> _Task to complete_:
Look at the entries below and reproduce them exactly.

** Start Data shown **

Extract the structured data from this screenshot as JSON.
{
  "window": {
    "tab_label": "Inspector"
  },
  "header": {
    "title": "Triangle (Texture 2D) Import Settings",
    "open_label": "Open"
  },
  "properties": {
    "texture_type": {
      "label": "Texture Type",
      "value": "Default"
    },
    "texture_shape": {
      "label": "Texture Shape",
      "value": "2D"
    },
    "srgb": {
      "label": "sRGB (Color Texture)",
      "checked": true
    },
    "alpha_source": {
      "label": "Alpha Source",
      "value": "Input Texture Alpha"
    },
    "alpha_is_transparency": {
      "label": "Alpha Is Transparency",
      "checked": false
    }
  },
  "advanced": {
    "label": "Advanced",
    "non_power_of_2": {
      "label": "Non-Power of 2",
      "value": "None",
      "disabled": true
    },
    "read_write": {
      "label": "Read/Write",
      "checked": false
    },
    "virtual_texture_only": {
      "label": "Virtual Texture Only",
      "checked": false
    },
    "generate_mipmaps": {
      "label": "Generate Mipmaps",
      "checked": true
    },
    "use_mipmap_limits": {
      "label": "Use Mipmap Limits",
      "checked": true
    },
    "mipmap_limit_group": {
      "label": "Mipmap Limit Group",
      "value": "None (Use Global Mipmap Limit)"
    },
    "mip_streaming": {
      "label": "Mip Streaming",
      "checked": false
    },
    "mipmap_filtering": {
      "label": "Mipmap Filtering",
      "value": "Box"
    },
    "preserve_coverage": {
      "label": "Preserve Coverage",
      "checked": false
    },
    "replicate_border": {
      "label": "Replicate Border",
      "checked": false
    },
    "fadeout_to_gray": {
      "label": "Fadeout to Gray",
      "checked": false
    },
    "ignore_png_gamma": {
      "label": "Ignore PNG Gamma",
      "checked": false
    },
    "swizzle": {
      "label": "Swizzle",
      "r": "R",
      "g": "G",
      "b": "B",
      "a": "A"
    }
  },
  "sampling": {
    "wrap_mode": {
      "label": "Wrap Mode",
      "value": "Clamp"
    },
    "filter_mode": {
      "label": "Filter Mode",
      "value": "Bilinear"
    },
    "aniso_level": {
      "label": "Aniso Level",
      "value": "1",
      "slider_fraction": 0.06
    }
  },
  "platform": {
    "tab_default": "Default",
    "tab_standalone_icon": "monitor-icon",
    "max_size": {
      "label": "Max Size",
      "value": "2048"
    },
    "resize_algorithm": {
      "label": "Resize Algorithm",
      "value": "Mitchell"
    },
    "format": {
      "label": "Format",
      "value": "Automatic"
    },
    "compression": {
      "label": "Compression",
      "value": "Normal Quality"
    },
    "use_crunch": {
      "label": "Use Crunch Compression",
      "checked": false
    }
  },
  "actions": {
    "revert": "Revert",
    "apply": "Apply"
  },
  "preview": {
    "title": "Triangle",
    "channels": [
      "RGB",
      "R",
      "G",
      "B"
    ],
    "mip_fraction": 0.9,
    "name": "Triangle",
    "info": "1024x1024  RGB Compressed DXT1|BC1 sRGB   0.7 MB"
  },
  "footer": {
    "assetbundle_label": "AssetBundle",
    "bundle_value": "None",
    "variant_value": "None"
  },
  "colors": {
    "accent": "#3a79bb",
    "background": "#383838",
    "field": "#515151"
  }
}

** End Data shown **

> _Solution to this problem_:
Extract the structured data from this screenshot as JSON.
{
  "window": {
    "tab_label": "Inspector"
  },
  "header": {
    "title": "Triangle (Texture 2D) Import Settings",
    "open_label": "Open"
  },
  "properties": {
    "texture_type": {
      "label": "Texture Type",
      "value": "Default"
    },
    "texture_shape": {
      "label": "Texture Shape",
      "value": "2D"
    },
    "srgb": {
      "label": "sRGB (Color Texture)",
      "checked": true
    },
    "alpha_source": {
      "label": "Alpha Source",
      "value": "Input Texture Alpha"
    },
    "alpha_is_transparency": {
      "label": "Alpha Is Transparency",
      "checked": false
    }
  },
  "advanced": {
    "label": "Advanced",
    "non_power_of_2": {
      "label": "Non-Power of 2",
      "value": "None",
      "disabled": true
    },
    "read_write": {
      "label": "Read/Write",
      "checked": false
    },
    "virtual_texture_only": {
      "label": "Virtual Texture Only",
      "checked": false
    },
    "generate_mipmaps": {
      "label": "Generate Mipmaps",
      "checked": true
    },
    "use_mipmap_limits": {
      "label": "Use Mipmap Limits",
      "checked": true
    },
    "mipmap_limit_group": {
      "label": "Mipmap Limit Group",
      "value": "None (Use Global Mipmap Limit)"
    },
    "mip_streaming": {
      "label": "Mip Streaming",
      "checked": false
    },
    "mipmap_filtering": {
      "label": "Mipmap Filtering",
      "value": "Box"
    },
    "preserve_coverage": {
      "label": "Preserve Coverage",
      "checked": false
    },
    "replicate_border": {
      "label": "Replicate Border",
      "checked": false
    },
    "fadeout_to_gray": {
      "label": "Fadeout to Gray",
      "checked": false
    },
    "ignore_png_gamma": {
      "label": "Ignore PNG Gamma",
      "checked": false
    },
    "swizzle": {
      "label": "Swizzle",
      "r": "R",
      "g": "G",
      "b": "B",
      "a": "A"
    }
  },
  "sampling": {
    "wrap_mode": {
      "label": "Wrap Mode",
      "value": "Clamp"
    },
    "filter_mode": {
      "label": "Filter Mode",
      "value": "Bilinear"
    },
    "aniso_level": {
      "label": "Aniso Level",
      "value": "1",
      "slider_fraction": 0.06
    }
  },
  "platform": {
    "tab_default": "Default",
    "tab_standalone_icon": "monitor-icon",
    "max_size": {
      "label": "Max Size",
      "value": "2048"
    },
    "resize_algorithm": {
      "label": "Resize Algorithm",
      "value": "Mitchell"
    },
    "format": {
      "label": "Format",
      "value": "Automatic"
    },
    "compression": {
      "label": "Compression",
      "value": "Normal Quality"
    },
    "use_crunch": {
      "label": "Use Crunch Compression",
      "checked": false
    }
  },
  "actions": {
    "revert": "Revert",
    "apply": "Apply"
  },
  "preview": {
    "title": "Triangle",
    "channels": [
      "RGB",
      "R",
      "G",
      "B"
    ],
    "mip_fraction": 0.9,
    "name": "Triangle",
    "info": "1024x1024  RGB Compressed DXT1|BC1 sRGB   0.7 MB"
  },
  "footer": {
    "assetbundle_label": "AssetBundle",
    "bundle_value": "None",
    "variant_value": "None"
  },
  "colors": {
    "accent": "#3a79bb",
    "background": "#383838",
    "field": "#515151"
  }
}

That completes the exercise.